-- Start of INPUT DATA --

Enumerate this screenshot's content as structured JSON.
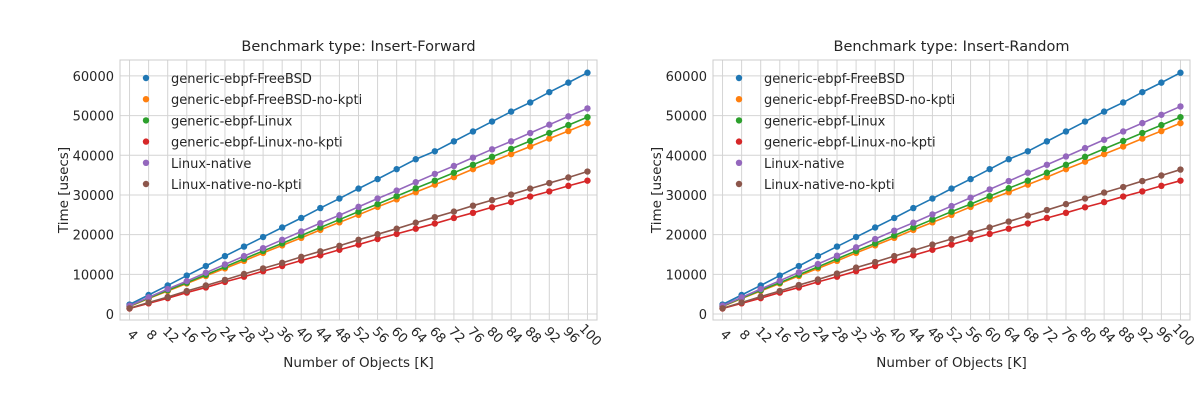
{
  "chart_data": [
    {
      "type": "line",
      "title": "Benchmark type: Insert-Forward",
      "xlabel": "Number of Objects [K]",
      "ylabel": "Time [usecs]",
      "x": [
        4,
        8,
        12,
        16,
        20,
        24,
        28,
        32,
        36,
        40,
        44,
        48,
        52,
        56,
        60,
        64,
        68,
        72,
        76,
        80,
        84,
        88,
        92,
        96,
        100
      ],
      "ylim": [
        -1500,
        64000
      ],
      "yticks": [
        0,
        10000,
        20000,
        30000,
        40000,
        50000,
        60000
      ],
      "grid": true,
      "legend_position": "top-left",
      "series": [
        {
          "name": "generic-ebpf-FreeBSD",
          "color": "#1f77b4",
          "values": [
            2400,
            4800,
            7200,
            9700,
            12100,
            14600,
            17000,
            19400,
            21800,
            24200,
            26700,
            29100,
            31600,
            34000,
            36500,
            39000,
            41000,
            43500,
            46000,
            48500,
            51000,
            53300,
            55900,
            58300,
            60800
          ]
        },
        {
          "name": "generic-ebpf-FreeBSD-no-kpti",
          "color": "#ff7f0e",
          "values": [
            1900,
            3900,
            5800,
            7700,
            9600,
            11500,
            13400,
            15400,
            17300,
            19200,
            21200,
            23100,
            25000,
            27000,
            28900,
            30700,
            32600,
            34500,
            36500,
            38400,
            40300,
            42200,
            44200,
            46100,
            48100
          ]
        },
        {
          "name": "generic-ebpf-Linux",
          "color": "#2ca02c",
          "values": [
            2000,
            4000,
            6000,
            7900,
            9900,
            11900,
            13900,
            15900,
            17800,
            19800,
            21800,
            23800,
            25800,
            27700,
            29700,
            31700,
            33600,
            35600,
            37600,
            39600,
            41600,
            43600,
            45600,
            47600,
            49600
          ]
        },
        {
          "name": "generic-ebpf-Linux-no-kpti",
          "color": "#d62728",
          "values": [
            1400,
            2700,
            4000,
            5400,
            6700,
            8100,
            9400,
            10800,
            12100,
            13500,
            14800,
            16200,
            17500,
            18900,
            20200,
            21500,
            22800,
            24200,
            25500,
            26900,
            28200,
            29600,
            30900,
            32300,
            33600
          ]
        },
        {
          "name": "Linux-native",
          "color": "#9467bd",
          "values": [
            2100,
            4200,
            6300,
            8300,
            10400,
            12500,
            14600,
            16600,
            18700,
            20800,
            22900,
            24900,
            27000,
            29100,
            31100,
            33200,
            35300,
            37300,
            39400,
            41500,
            43500,
            45600,
            47700,
            49800,
            51800
          ]
        },
        {
          "name": "Linux-native-no-kpti",
          "color": "#8c564b",
          "values": [
            1450,
            2900,
            4300,
            5800,
            7200,
            8600,
            10100,
            11500,
            12900,
            14400,
            15800,
            17200,
            18700,
            20100,
            21500,
            23000,
            24400,
            25800,
            27300,
            28700,
            30100,
            31600,
            33000,
            34400,
            35900
          ]
        }
      ]
    },
    {
      "type": "line",
      "title": "Benchmark type: Insert-Random",
      "xlabel": "Number of Objects [K]",
      "ylabel": "Time [usecs]",
      "x": [
        4,
        8,
        12,
        16,
        20,
        24,
        28,
        32,
        36,
        40,
        44,
        48,
        52,
        56,
        60,
        64,
        68,
        72,
        76,
        80,
        84,
        88,
        92,
        96,
        100
      ],
      "ylim": [
        -1500,
        64000
      ],
      "yticks": [
        0,
        10000,
        20000,
        30000,
        40000,
        50000,
        60000
      ],
      "grid": true,
      "legend_position": "top-left",
      "series": [
        {
          "name": "generic-ebpf-FreeBSD",
          "color": "#1f77b4",
          "values": [
            2400,
            4800,
            7200,
            9700,
            12100,
            14600,
            17000,
            19400,
            21800,
            24200,
            26700,
            29100,
            31600,
            34000,
            36500,
            39000,
            41000,
            43500,
            46000,
            48500,
            51000,
            53300,
            55900,
            58300,
            60800
          ]
        },
        {
          "name": "generic-ebpf-FreeBSD-no-kpti",
          "color": "#ff7f0e",
          "values": [
            1900,
            3900,
            5800,
            7700,
            9600,
            11500,
            13400,
            15400,
            17300,
            19200,
            21200,
            23100,
            25000,
            27000,
            28900,
            30700,
            32600,
            34500,
            36500,
            38400,
            40300,
            42200,
            44200,
            46100,
            48100
          ]
        },
        {
          "name": "generic-ebpf-Linux",
          "color": "#2ca02c",
          "values": [
            2000,
            4000,
            6000,
            7900,
            9900,
            11900,
            13900,
            15900,
            17800,
            19800,
            21800,
            23800,
            25800,
            27700,
            29700,
            31700,
            33600,
            35600,
            37600,
            39600,
            41600,
            43600,
            45600,
            47600,
            49600
          ]
        },
        {
          "name": "generic-ebpf-Linux-no-kpti",
          "color": "#d62728",
          "values": [
            1400,
            2700,
            4000,
            5400,
            6700,
            8100,
            9400,
            10800,
            12100,
            13500,
            14800,
            16200,
            17500,
            18900,
            20200,
            21500,
            22800,
            24200,
            25500,
            26900,
            28200,
            29600,
            30900,
            32300,
            33600
          ]
        },
        {
          "name": "Linux-native",
          "color": "#9467bd",
          "values": [
            2100,
            4200,
            6300,
            8400,
            10500,
            12600,
            14700,
            16800,
            18900,
            21000,
            23000,
            25100,
            27200,
            29300,
            31400,
            33500,
            35600,
            37600,
            39700,
            41800,
            43900,
            46000,
            48100,
            50200,
            52300
          ]
        },
        {
          "name": "Linux-native-no-kpti",
          "color": "#8c564b",
          "values": [
            1450,
            2900,
            4400,
            5800,
            7300,
            8700,
            10200,
            11700,
            13100,
            14600,
            16000,
            17500,
            18900,
            20400,
            21800,
            23300,
            24800,
            26200,
            27700,
            29100,
            30600,
            32000,
            33500,
            34900,
            36400
          ]
        }
      ]
    }
  ]
}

-- End of INPUT DATA --

SHORT TASK: Find each line with the string "Benchmark" and copy it out.

OUTPUT OF THE EXERCISE:
      "title": "Benchmark type: Insert-Forward",
      "title": "Benchmark type: Insert-Random",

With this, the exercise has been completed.